[Documento]
Tutto è bene quel che finisce bene? Non esattamente. La successione e la gestione restano un problema e Del Vecchio, dopo l’uscita di Claudio, deve trovare due soluzioni, una per la catena della proprietà, l’altra per il comando in azienda.
Negli anni Novanta il gruppo era controllato da due finanziarie: la Leonardo che faceva capo al fondatore e deteneva il 56 per cento delle azioni e la Delfin con il 15 per cento nelle mani del delfino (nomen omen). Restava però incerta la posizione degli altri eredi avuti da mogli e compagne diverse. Il primo matrimonio con Luciana Negro era finito con un divorzio e tre figli: oltre a Claudio anche Marisa e Paola. Dalla seconda moglie Nicoletta Zampillo è nato Leonardo Maria. Ma anche questa relazione s’era sciolta per vie legali. Poco dopo nella vita di Leonardo entrava Sabina Grossi. Altri due figli, Luca e Clemente, con una separazione (niente nozze questa volta) quando è tornata in scena Nicoletta con la quale Leonardo si è sposato di nuovo nel 2010. Dunque, dividere il patrimonio è diventato sempre più complicato. Di qui le ansie del delfino.

 

Per cambiare l’assetto proprietario Leonardo Del Vecchio fonde in Delfin le due finanziarie al comando e rafforza così il proprio controllo. In occasione delle sue seconde nozze con Nicoletta Zampillo pensa di costituire una fondazione composta da tutti i figli, affidando loro in parti uguali la nuda proprietà e riservandosi l’usufrutto fino alla morte. Restano irrisolti però i problemi legali legati alla quota legittima (un quarto spetta alla vedova).

[Esercizi da svolgere]
1. Secondo il testo sulla successione di Del Vecchio, quale percentuale delle azioni deteneva la Leonardo negli anni Novanta?
2. Trascriva fedelmente il passo del testo sulla successione di Del Vecchio compreso tra «Tutto è bene» e «comando in azienda.», estremi inclusi.
3. Scriva il seguito del testo sulla successione di Del Vecchio, riprendendo dopo l'ultima frase riportata.
Il materiale proviene da una fonte diversa.

[Materiale presentato]
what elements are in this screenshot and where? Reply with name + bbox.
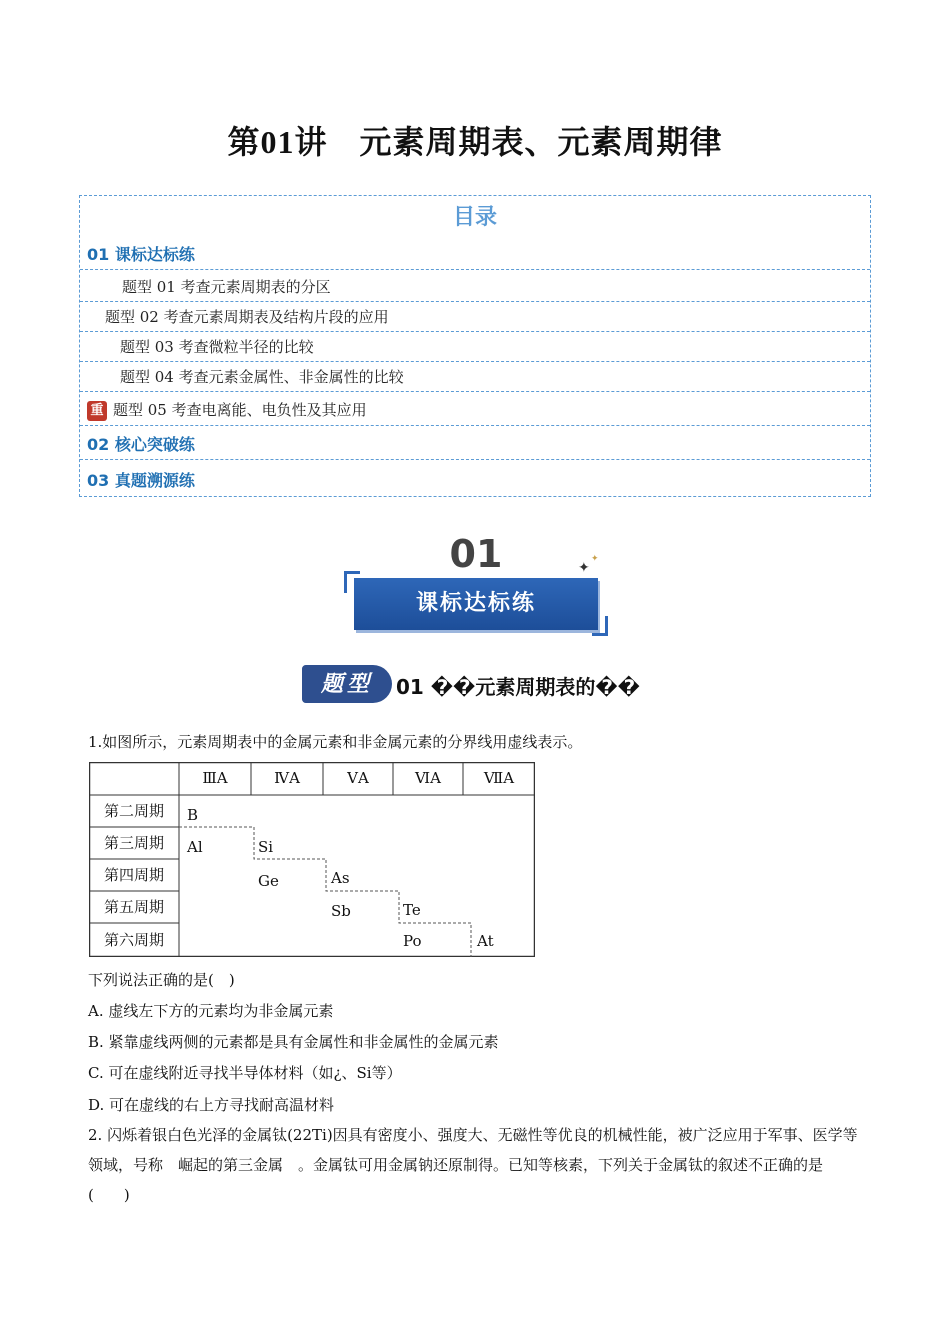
banner-label: 课标达标练 (354, 578, 598, 630)
toc-section-label: 03 真题溯源练 (87, 471, 195, 490)
toc-item-label: 题型 02 考查元素周期表及结构片段的应用 (105, 308, 389, 326)
banner-number: 01 (449, 532, 503, 576)
option-a[interactable]: A. 虚线左下方的元素均为非金属元素 (88, 1002, 334, 1020)
element-cell: Al (187, 838, 203, 856)
element-cell: Ge (258, 872, 279, 890)
toc-item-label: 题型 04 考查元素金属性、非金属性的比较 (120, 368, 404, 386)
option-d[interactable]: D. 可在虚线的右上方寻找耐高温材料 (88, 1096, 335, 1114)
toc-item-5[interactable] (80, 394, 870, 426)
period-label: 第三周期 (103, 834, 164, 852)
option-c[interactable]: C. 可在虚线附近寻找半导体材料（如¿、Si等） (88, 1064, 402, 1082)
question-1-stem: 1.如图所示，元素周期表中的金属元素和非金属元素的分界线用虚线表示。 (88, 733, 583, 751)
period-label: 第五周期 (103, 898, 164, 916)
group-header: ⅥA (415, 769, 441, 787)
element-cell: As (331, 869, 350, 887)
period-label: 第四周期 (103, 866, 164, 884)
toc-section-2[interactable] (80, 430, 870, 460)
important-badge: 重 (87, 401, 107, 421)
group-header: ⅢA (202, 769, 228, 787)
page-title: 第01讲 元素周期表、元素周期律 (227, 123, 723, 161)
toc-item-label: 题型 03 考查微粒半径的比较 (120, 338, 314, 356)
toc-item-3[interactable] (80, 332, 870, 362)
toc-item-4[interactable] (80, 362, 870, 392)
group-header: ⅤA (347, 769, 369, 787)
element-cell: B (187, 806, 199, 824)
question-2-text: 2. 闪烁着银白色光泽的金属钛(22Ti)因具有密度小、强度大、无磁性等优良的机械性能，被广泛应用于军事、医学等领域，号称 崛起的第三金属 。金属钛可用金属钠还原制得。已知等核素，下列关于金属钛的叙述不正确的是( ) (88, 1126, 858, 1204)
sparkle-icon: ✦ (591, 554, 599, 564)
question-type-badge: 题型 (302, 665, 392, 703)
toc-section-label: 02 核心突破练 (87, 435, 195, 454)
toc-section-3[interactable] (80, 466, 870, 496)
group-header: ⅣA (274, 769, 300, 787)
toc-section-label: 01 课标达标练 (87, 245, 195, 264)
sparkle-icon: ✦ (578, 560, 590, 576)
toc-item-1[interactable] (80, 272, 870, 302)
element-cell: At (477, 932, 494, 950)
toc-item-label: 题型 05 考查电离能、电负性及其应用 (113, 401, 367, 419)
period-label: 第二周期 (103, 802, 164, 820)
element-cell: Te (403, 901, 421, 919)
toc-section-1[interactable] (80, 240, 870, 270)
question-type-title: 01 ��元素周期表的�� (396, 675, 640, 699)
table-of-contents (79, 195, 871, 497)
option-b[interactable]: B. 紧靠虚线两侧的元素都是具有金属性和非金属性的金属元素 (88, 1033, 499, 1051)
group-header: ⅦA (483, 769, 515, 787)
toc-item-label: 题型 01 考查元素周期表的分区 (122, 278, 331, 296)
element-cell: Si (258, 838, 274, 856)
periodic-table-fragment (89, 762, 535, 957)
toc-heading: 目录 (452, 205, 497, 230)
period-label: 第六周期 (103, 931, 164, 949)
element-cell: Po (403, 932, 422, 950)
element-cell: Sb (331, 902, 351, 920)
question-1-prompt: 下列说法正确的是( ) (88, 971, 235, 989)
toc-item-2[interactable] (80, 302, 870, 332)
section-banner (340, 532, 612, 642)
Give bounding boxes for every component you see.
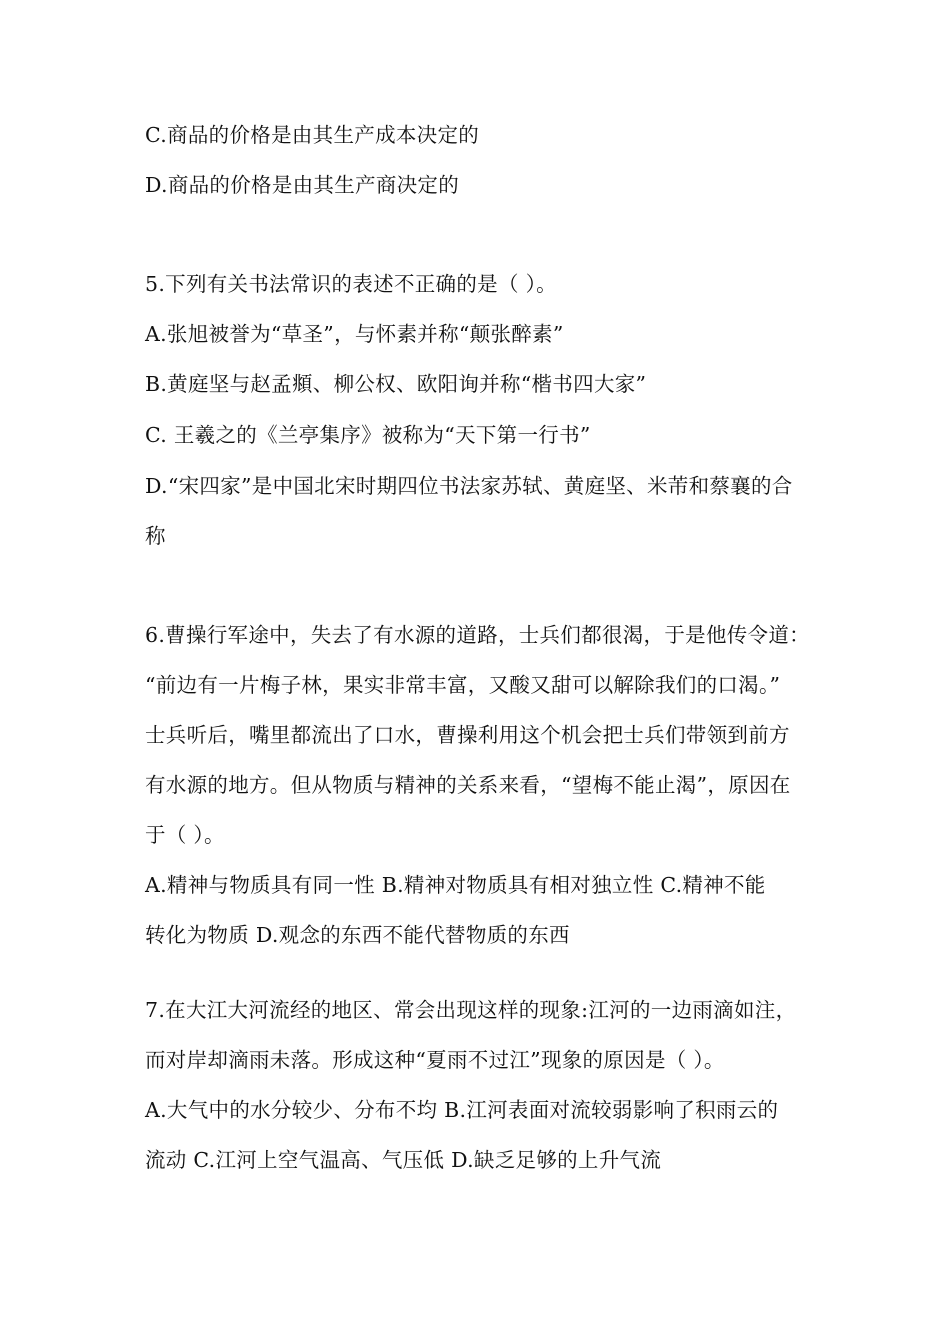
q5-option-d-continued: 称 — [145, 524, 166, 548]
q6-stem-line: 有水源的地方。但从物质与精神的关系来看，“望梅不能止渴”，原因在 — [145, 773, 791, 797]
q7-stem-line: 而对岸却滴雨未落。形成这种“夏雨不过江”现象的原因是（ ）。 — [145, 1048, 725, 1072]
q6-stem-line: 士兵听后，嘴里都流出了口水，曹操利用这个机会把士兵们带领到前方 — [145, 723, 790, 747]
q7-stem-line: 7.在大江大河流经的地区、常会出现这样的现象:江河的一边雨滴如注， — [145, 998, 797, 1022]
q6-stem-line: 于（ ）。 — [145, 823, 225, 847]
q7-options-line: 流动 C.江河上空气温高、气压低 D.缺乏足够的上升气流 — [145, 1148, 662, 1172]
q6-options-line: 转化为物质 D.观念的东西不能代替物质的东西 — [145, 923, 570, 947]
prev-option-c: C.商品的价格是由其生产成本决定的 — [145, 123, 480, 147]
q6-options-line: A.精神与物质具有同一性 B.精神对物质具有相对独立性 C.精神不能 — [145, 873, 766, 897]
q5-option-c: C. 王羲之的《兰亭集序》被称为“天下第一行书” — [145, 423, 591, 447]
q5-option-a: A.张旭被誉为“草圣”，与怀素并称“颠张醉素” — [145, 322, 564, 346]
q6-stem-line: “前边有一片梅子林，果实非常丰富，又酸又甜可以解除我们的口渴。” — [145, 673, 781, 697]
q5-option-b: B.黄庭坚与赵孟頫、柳公权、欧阳询并称“楷书四大家” — [145, 372, 647, 396]
q6-stem-line: 6.曹操行军途中，失去了有水源的道路，士兵们都很渴，于是他传令道： — [145, 623, 810, 647]
q7-options-line: A.大气中的水分较少、分布不均 B.江河表面对流较弱影响了积雨云的 — [145, 1098, 779, 1122]
q5-stem: 5.下列有关书法常识的表述不正确的是（ ）。 — [145, 272, 557, 296]
prev-option-d: D.商品的价格是由其生产商决定的 — [145, 173, 460, 197]
q5-option-d: D.“宋四家”是中国北宋时期四位书法家苏轼、黄庭坚、米芾和蔡襄的合 — [145, 474, 793, 498]
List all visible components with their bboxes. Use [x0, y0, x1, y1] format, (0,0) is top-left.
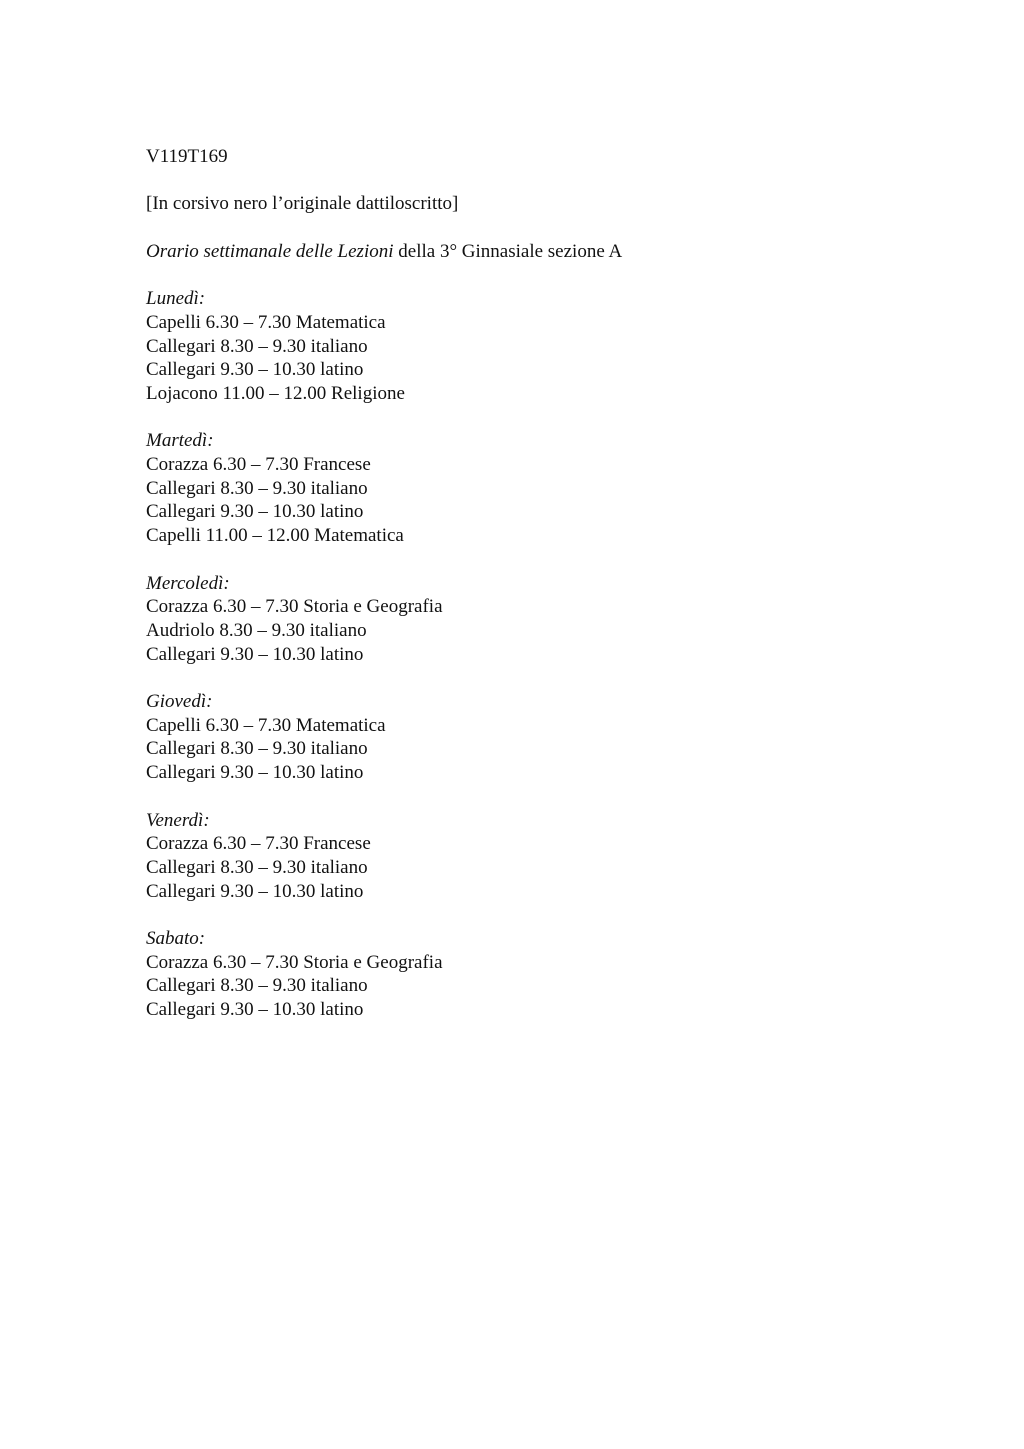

[Risultati attesi]
1. Il 56 per cento delle azioni.

2.
Tutto è bene quel che finisce bene? Non esattamente. La successione e la gestione restano un problema e Del Vecchio, dopo l’uscita di Claudio, deve trovare due soluzioni, una per la catena della proprietà, l’altra per il comando in azienda.

3.
 

Non si sa esattamente a quanto ammonti la ricchezza di Del Vecchio. Forbes ha calcolato 15,3 miliardi di dollari (numero 49 al mondo nel 2013). Non tutto è compreso nella holding. Per esempio lo yacht, il jet privato e una serie di palazzi e immobili a Milano, Chamonix e varie parti d’Europa. Una struttura non del tutto trasparente secondo il fisco italiano che ha contestato proprio le finanziarie “esterovestite”, domiciliate in Lussemburgo, a Londra, in Olanda. Nel 2009 Del Vecchio ha raggiunto un accordo con l’Agenzia delle entrate per 300 milioni, in fondo non troppo oneroso. I beni dell’ex martinett e la loro divisione restano rompicapi non solo legali, ma affettivi per un uomo che si è sempre presentato come padre e nonno premuroso.
Per gestire l’azienda, Del Vecchio cerca un manager di nome. Nel 2004 assume Andrea Guerra, figlio di un principe del foro romano, amico fin dai tempi della scuola di Nicola Zingaretti, presidente della regione Lazio, l’uomo forte del Pd romano. Amministratore capace e di belle maniere, ha lanciato il gruppo Merloni all’estero prendendo Indesit e sbarcando in Inghilterra.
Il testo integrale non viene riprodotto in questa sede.